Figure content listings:

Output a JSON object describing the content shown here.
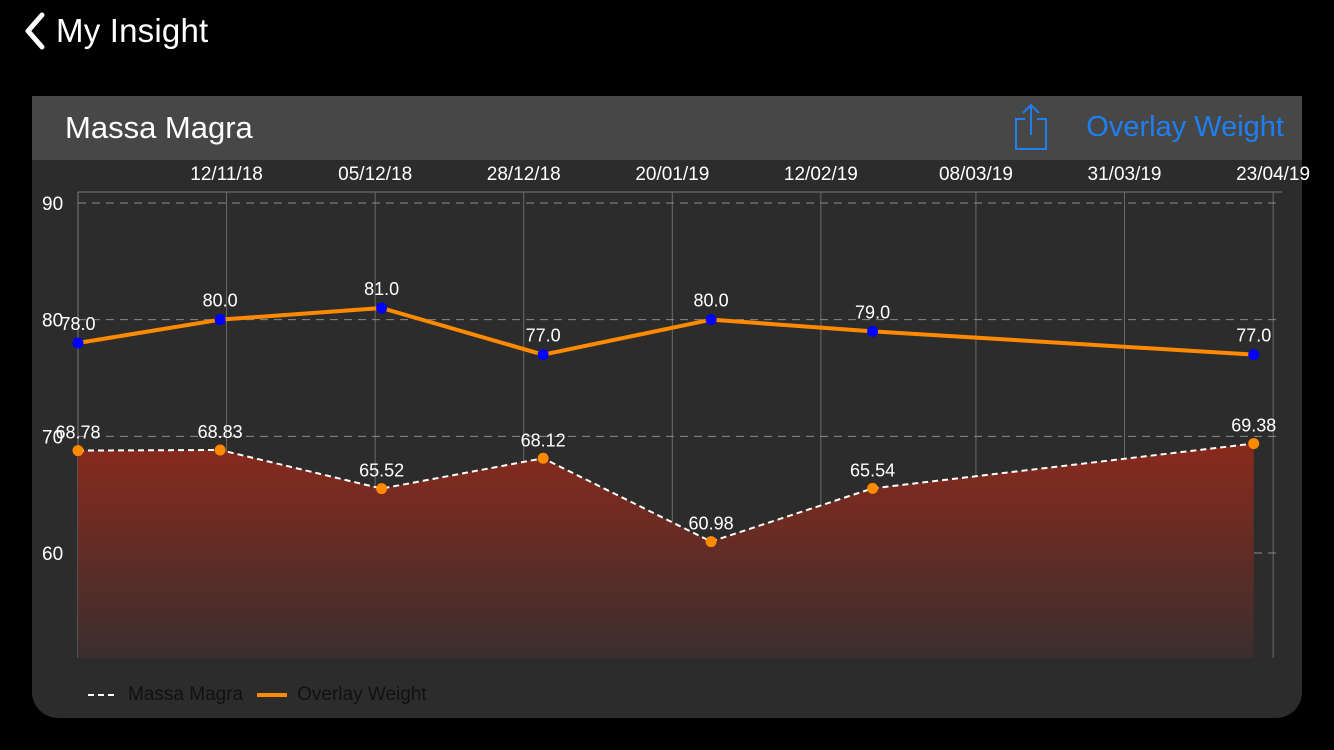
{
  "nav": {
    "back_label": "My Insight"
  },
  "card": {
    "title": "Massa Magra",
    "overlay_button_label": "Overlay Weight"
  },
  "icons": {
    "back": "chevron-left-icon",
    "share": "share-icon"
  },
  "colors": {
    "accent": "#1f7ff0",
    "overlay_line": "#ff8a00",
    "overlay_points": "#0000ff",
    "massa_points": "#ff8a00",
    "area_top": "#8a2a1c",
    "area_bottom": "#3a2e2e",
    "card_background": "#2c2c2c",
    "header_background": "#474747"
  },
  "chart_data": {
    "type": "line",
    "x_axis": {
      "position": "top",
      "tick_labels": [
        "12/11/18",
        "05/12/18",
        "28/12/18",
        "20/01/19",
        "12/02/19",
        "08/03/19",
        "31/03/19",
        "23/04/19"
      ]
    },
    "y_axis": {
      "tick_labels": [
        "90",
        "80",
        "70",
        "60"
      ],
      "ylim": [
        51,
        91
      ]
    },
    "grid": true,
    "legend_position": "bottom-left",
    "x": [
      "20/10/18",
      "11/11/18",
      "06/12/18",
      "31/12/18",
      "26/01/19",
      "20/02/19",
      "20/04/19"
    ],
    "series": [
      {
        "name": "Massa Magra",
        "style": "dashed-area",
        "values": [
          68.78,
          68.83,
          65.52,
          68.12,
          60.98,
          65.54,
          69.38
        ],
        "labels": [
          "68.78",
          "68.83",
          "65.52",
          "68.12",
          "60.98",
          "65.54",
          "69.38"
        ]
      },
      {
        "name": "Overlay Weight",
        "style": "solid",
        "values": [
          78.0,
          80.0,
          81.0,
          77.0,
          80.0,
          79.0,
          77.0
        ],
        "labels": [
          "78.0",
          "80.0",
          "81.0",
          "77.0",
          "80.0",
          "79.0",
          "77.0"
        ]
      }
    ]
  },
  "legend": {
    "items": [
      "Massa Magra",
      "Overlay Weight"
    ]
  }
}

JOB ▸ Return each line that includes "Weight".

RESPONSE BELOW ▸
    "overlay_button_label": "Overlay Weight"
        "name": "Overlay Weight",
      "Overlay Weight"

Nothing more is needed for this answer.